**Brief**:
For the data below, report the number of lines that contain the string "down" and nothing else.
— begin —
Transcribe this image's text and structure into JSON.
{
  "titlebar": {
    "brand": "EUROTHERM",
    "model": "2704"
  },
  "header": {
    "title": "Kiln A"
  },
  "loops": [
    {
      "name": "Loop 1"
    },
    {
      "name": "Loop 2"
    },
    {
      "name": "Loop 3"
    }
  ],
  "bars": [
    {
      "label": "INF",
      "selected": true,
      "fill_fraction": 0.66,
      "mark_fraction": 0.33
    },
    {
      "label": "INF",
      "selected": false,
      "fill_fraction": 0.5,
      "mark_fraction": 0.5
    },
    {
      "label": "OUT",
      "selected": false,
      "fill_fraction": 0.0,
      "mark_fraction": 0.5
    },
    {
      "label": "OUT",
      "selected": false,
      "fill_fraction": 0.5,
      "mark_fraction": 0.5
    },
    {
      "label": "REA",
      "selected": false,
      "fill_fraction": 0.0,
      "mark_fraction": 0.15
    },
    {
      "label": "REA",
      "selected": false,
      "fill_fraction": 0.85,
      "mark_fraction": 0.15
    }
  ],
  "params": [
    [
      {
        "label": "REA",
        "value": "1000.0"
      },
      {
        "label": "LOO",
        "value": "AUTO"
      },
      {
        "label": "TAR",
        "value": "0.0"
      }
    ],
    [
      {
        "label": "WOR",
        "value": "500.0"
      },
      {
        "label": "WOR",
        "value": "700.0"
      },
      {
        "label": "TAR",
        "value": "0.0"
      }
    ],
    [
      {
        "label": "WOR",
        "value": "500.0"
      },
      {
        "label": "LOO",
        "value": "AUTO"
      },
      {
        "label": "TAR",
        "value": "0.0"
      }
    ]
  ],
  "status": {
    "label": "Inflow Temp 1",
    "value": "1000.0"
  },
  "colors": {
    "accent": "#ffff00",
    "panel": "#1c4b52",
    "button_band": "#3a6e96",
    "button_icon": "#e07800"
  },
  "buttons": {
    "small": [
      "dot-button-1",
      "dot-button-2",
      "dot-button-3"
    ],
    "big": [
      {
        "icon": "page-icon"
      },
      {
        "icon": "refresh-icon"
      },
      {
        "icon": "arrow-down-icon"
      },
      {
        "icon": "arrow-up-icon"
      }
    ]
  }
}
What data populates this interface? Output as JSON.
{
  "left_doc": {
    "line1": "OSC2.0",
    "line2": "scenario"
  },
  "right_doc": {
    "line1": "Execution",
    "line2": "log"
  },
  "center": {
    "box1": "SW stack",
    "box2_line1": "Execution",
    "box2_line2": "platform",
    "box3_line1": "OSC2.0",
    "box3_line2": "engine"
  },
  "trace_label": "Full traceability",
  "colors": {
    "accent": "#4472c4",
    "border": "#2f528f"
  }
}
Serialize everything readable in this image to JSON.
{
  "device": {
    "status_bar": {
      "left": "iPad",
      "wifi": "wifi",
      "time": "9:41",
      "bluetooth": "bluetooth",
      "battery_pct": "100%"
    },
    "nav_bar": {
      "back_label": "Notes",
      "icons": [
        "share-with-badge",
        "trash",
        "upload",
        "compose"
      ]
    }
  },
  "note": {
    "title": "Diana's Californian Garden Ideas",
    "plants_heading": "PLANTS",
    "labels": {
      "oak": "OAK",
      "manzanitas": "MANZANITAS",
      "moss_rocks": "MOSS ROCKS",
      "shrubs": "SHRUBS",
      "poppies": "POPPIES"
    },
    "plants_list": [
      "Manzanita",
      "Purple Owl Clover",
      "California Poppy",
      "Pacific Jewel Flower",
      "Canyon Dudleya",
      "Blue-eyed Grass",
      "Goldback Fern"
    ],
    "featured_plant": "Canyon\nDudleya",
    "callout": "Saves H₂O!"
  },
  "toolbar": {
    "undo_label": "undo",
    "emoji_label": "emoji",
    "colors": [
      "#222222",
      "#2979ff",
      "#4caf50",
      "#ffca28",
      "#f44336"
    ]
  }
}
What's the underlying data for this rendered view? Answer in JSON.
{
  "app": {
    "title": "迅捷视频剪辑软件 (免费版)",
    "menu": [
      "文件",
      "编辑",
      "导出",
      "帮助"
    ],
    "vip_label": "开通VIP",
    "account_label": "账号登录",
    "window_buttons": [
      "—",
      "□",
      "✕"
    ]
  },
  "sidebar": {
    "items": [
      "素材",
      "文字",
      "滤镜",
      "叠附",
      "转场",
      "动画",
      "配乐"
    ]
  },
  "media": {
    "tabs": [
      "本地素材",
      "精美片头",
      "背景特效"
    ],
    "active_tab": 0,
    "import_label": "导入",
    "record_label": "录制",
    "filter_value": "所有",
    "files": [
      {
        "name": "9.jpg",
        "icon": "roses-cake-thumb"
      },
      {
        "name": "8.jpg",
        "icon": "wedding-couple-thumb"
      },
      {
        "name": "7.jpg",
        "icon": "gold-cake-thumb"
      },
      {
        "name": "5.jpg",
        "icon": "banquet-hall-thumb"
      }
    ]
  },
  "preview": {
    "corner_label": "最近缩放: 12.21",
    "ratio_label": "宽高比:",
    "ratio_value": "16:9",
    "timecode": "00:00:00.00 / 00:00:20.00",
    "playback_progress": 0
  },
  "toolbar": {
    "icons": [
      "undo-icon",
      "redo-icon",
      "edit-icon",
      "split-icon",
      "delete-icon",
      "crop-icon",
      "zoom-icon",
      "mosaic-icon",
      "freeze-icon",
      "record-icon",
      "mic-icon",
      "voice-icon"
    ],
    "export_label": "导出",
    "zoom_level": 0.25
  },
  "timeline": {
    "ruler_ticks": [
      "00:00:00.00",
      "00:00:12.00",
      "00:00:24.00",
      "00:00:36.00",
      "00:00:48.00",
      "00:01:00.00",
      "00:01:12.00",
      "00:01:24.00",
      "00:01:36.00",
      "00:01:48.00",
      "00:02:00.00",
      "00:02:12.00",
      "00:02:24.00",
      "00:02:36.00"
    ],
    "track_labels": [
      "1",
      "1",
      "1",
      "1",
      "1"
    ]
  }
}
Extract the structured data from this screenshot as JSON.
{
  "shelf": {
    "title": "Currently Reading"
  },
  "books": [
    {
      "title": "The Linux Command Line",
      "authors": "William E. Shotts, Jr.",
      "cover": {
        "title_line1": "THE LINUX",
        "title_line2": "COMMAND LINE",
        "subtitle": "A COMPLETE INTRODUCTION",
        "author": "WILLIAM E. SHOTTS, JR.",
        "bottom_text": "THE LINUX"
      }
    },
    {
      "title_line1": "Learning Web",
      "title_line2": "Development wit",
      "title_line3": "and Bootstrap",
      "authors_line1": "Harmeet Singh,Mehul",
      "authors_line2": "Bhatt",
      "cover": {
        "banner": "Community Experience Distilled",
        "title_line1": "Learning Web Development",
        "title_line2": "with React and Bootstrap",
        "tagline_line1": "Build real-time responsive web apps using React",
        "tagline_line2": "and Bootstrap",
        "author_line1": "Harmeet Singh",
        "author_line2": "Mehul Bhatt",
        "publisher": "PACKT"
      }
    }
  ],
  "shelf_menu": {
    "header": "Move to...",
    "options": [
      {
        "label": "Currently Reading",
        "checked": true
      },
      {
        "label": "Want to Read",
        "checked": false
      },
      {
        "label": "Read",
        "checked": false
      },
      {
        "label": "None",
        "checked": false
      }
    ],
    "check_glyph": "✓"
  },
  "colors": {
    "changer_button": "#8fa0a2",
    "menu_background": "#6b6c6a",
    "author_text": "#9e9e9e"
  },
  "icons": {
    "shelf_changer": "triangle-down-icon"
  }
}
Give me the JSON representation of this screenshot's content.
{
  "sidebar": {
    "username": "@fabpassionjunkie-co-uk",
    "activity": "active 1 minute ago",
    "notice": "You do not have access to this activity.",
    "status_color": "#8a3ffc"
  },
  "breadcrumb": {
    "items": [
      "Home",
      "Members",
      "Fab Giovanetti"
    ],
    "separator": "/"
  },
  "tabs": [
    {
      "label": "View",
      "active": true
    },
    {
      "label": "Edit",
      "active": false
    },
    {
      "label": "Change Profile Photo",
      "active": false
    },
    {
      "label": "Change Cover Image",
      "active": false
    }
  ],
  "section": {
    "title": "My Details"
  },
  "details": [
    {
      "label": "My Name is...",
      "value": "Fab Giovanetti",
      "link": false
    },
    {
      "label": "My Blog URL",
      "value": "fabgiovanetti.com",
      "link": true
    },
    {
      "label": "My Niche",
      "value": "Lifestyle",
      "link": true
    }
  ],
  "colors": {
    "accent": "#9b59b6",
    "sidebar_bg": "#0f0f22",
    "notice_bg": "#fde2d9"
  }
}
— end —
**Answer to the exercise**:
2